▶ [Exercise inputs]
----------
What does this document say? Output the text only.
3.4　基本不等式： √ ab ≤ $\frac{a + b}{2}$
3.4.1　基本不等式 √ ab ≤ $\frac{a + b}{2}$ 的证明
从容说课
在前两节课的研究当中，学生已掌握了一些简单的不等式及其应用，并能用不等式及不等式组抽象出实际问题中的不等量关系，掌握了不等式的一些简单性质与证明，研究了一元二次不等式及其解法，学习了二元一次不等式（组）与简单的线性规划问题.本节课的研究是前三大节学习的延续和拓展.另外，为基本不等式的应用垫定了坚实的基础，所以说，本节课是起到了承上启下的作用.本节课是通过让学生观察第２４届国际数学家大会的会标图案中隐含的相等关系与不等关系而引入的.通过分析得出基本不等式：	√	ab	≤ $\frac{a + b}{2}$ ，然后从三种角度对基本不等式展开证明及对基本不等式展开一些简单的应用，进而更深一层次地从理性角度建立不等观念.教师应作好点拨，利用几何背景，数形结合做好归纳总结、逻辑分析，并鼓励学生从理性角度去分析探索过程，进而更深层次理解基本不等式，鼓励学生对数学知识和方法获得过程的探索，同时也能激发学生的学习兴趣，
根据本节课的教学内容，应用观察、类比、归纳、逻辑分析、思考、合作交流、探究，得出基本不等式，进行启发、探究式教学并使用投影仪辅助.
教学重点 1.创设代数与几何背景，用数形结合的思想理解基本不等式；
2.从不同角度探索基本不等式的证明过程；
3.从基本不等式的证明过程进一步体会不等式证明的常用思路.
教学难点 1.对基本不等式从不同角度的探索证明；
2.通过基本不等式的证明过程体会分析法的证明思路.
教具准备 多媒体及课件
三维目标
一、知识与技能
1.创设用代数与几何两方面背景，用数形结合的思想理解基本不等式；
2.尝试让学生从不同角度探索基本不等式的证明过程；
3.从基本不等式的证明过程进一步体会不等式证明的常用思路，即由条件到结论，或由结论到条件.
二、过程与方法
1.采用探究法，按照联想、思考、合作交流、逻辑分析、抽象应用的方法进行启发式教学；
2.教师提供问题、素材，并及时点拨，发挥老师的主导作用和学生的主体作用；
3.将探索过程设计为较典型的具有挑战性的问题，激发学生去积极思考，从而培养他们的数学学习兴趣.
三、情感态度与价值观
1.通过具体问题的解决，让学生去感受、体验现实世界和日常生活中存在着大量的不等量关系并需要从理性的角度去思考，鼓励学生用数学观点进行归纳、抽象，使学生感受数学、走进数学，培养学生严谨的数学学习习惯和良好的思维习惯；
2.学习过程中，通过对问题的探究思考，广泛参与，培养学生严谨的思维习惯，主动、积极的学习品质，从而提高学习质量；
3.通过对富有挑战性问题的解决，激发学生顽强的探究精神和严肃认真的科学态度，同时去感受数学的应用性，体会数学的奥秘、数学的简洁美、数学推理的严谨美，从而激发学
----------
▶ [What you need to do]
Transcribe all lines as written.

▶ [Finished task]
What does this document say? Output the text only.
3.4　基本不等式： √ ab ≤ $\frac{a + b}{2}$
3.4.1　基本不等式 √ ab ≤ $\frac{a + b}{2}$ 的证明
从容说课
在前两节课的研究当中，学生已掌握了一些简单的不等式及其应用，并能用不等式及不等式组抽象出实际问题中的不等量关系，掌握了不等式的一些简单性质与证明，研究了一元二次不等式及其解法，学习了二元一次不等式（组）与简单的线性规划问题.本节课的研究是前三大节学习的延续和拓展.另外，为基本不等式的应用垫定了坚实的基础，所以说，本节课是起到了承上启下的作用.本节课是通过让学生观察第２４届国际数学家大会的会标图案中隐含的相等关系与不等关系而引入的.通过分析得出基本不等式：	√	ab	≤ $\frac{a + b}{2}$ ，然后从三种角度对基本不等式展开证明及对基本不等式展开一些简单的应用，进而更深一层次地从理性角度建立不等观念.教师应作好点拨，利用几何背景，数形结合做好归纳总结、逻辑分析，并鼓励学生从理性角度去分析探索过程，进而更深层次理解基本不等式，鼓励学生对数学知识和方法获得过程的探索，同时也能激发学生的学习兴趣，
根据本节课的教学内容，应用观察、类比、归纳、逻辑分析、思考、合作交流、探究，得出基本不等式，进行启发、探究式教学并使用投影仪辅助.
教学重点 1.创设代数与几何背景，用数形结合的思想理解基本不等式；
2.从不同角度探索基本不等式的证明过程；
3.从基本不等式的证明过程进一步体会不等式证明的常用思路.
教学难点 1.对基本不等式从不同角度的探索证明；
2.通过基本不等式的证明过程体会分析法的证明思路.
教具准备 多媒体及课件
三维目标
一、知识与技能
1.创设用代数与几何两方面背景，用数形结合的思想理解基本不等式；
2.尝试让学生从不同角度探索基本不等式的证明过程；
3.从基本不等式的证明过程进一步体会不等式证明的常用思路，即由条件到结论，或由结论到条件.
二、过程与方法
1.采用探究法，按照联想、思考、合作交流、逻辑分析、抽象应用的方法进行启发式教学；
2.教师提供问题、素材，并及时点拨，发挥老师的主导作用和学生的主体作用；
3.将探索过程设计为较典型的具有挑战性的问题，激发学生去积极思考，从而培养他们的数学学习兴趣.
三、情感态度与价值观
1.通过具体问题的解决，让学生去感受、体验现实世界和日常生活中存在着大量的不等量关系并需要从理性的角度去思考，鼓励学生用数学观点进行归纳、抽象，使学生感受数学、走进数学，培养学生严谨的数学学习习惯和良好的思维习惯；
2.学习过程中，通过对问题的探究思考，广泛参与，培养学生严谨的思维习惯，主动、积极的学习品质，从而提高学习质量；
3.通过对富有挑战性问题的解决，激发学生顽强的探究精神和严肃认真的科学态度，同时去感受数学的应用性，体会数学的奥秘、数学的简洁美、数学推理的严谨美，从而激发学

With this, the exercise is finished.